> [EXERCISE BRIEF] State how many lines of the entries hold the string "post", and nothing more.

> [DATA SHOWN]
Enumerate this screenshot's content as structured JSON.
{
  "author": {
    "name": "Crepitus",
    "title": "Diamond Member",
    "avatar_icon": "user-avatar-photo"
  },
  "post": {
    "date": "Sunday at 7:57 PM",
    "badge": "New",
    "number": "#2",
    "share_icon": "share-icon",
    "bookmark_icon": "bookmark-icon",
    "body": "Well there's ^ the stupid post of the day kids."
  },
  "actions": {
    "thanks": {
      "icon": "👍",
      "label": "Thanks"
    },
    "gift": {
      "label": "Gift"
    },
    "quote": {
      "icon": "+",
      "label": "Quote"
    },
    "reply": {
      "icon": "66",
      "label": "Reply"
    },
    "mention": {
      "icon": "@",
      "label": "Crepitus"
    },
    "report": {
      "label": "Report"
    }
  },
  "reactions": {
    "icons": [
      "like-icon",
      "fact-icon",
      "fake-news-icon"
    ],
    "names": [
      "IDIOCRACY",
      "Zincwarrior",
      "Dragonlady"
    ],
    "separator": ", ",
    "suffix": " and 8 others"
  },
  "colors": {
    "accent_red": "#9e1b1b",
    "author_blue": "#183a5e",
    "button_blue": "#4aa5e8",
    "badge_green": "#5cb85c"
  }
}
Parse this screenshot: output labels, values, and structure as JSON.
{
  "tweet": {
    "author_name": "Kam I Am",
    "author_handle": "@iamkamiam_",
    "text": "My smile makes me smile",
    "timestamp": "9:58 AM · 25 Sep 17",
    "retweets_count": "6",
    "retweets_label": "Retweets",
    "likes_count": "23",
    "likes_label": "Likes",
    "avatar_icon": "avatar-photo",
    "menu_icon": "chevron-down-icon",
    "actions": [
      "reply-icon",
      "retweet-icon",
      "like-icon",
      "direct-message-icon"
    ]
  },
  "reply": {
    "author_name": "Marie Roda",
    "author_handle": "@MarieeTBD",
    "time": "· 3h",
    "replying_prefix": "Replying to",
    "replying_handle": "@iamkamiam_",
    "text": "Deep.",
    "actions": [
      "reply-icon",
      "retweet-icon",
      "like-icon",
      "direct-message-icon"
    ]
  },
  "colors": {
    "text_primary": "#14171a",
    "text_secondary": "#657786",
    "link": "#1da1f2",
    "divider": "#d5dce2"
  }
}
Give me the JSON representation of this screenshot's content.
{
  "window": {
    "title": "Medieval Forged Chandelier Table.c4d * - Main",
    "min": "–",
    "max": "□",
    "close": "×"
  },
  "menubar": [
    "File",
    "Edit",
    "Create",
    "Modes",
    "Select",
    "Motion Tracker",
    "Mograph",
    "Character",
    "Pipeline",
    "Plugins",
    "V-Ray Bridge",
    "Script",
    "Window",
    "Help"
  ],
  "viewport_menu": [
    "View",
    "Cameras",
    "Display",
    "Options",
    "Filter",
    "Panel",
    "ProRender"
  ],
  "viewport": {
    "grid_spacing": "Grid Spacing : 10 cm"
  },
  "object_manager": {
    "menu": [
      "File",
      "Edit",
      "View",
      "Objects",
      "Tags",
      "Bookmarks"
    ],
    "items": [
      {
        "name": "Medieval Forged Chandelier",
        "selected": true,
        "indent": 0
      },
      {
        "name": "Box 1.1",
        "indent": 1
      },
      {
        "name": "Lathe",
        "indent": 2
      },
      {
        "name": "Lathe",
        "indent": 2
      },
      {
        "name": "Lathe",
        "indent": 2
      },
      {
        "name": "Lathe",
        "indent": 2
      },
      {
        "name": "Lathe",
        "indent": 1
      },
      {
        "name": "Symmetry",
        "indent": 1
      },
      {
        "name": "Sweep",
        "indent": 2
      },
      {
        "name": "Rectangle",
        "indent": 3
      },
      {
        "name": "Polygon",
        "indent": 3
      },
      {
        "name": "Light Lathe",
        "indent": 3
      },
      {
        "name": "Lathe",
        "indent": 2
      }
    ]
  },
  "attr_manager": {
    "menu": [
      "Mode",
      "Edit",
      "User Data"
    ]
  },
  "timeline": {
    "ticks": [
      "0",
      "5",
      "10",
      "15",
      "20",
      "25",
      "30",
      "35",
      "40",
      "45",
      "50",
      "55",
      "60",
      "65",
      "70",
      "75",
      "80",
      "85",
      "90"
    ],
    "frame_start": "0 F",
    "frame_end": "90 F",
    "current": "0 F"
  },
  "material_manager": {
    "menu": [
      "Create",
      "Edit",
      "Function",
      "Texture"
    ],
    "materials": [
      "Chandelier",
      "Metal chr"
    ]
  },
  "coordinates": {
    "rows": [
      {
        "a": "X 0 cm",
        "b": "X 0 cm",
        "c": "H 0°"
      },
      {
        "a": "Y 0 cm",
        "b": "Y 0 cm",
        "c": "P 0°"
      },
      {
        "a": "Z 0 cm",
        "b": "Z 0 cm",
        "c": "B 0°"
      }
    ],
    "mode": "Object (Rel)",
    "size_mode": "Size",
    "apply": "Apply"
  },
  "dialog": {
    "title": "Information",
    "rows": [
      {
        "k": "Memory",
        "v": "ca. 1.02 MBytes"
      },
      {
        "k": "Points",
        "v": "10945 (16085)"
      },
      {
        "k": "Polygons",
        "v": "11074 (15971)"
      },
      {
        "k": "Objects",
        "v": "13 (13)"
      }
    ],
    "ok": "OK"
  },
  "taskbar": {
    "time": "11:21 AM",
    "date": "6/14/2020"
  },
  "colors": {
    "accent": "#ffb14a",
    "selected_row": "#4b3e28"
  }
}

> [RESULT FOR THIS EXERCISE] 2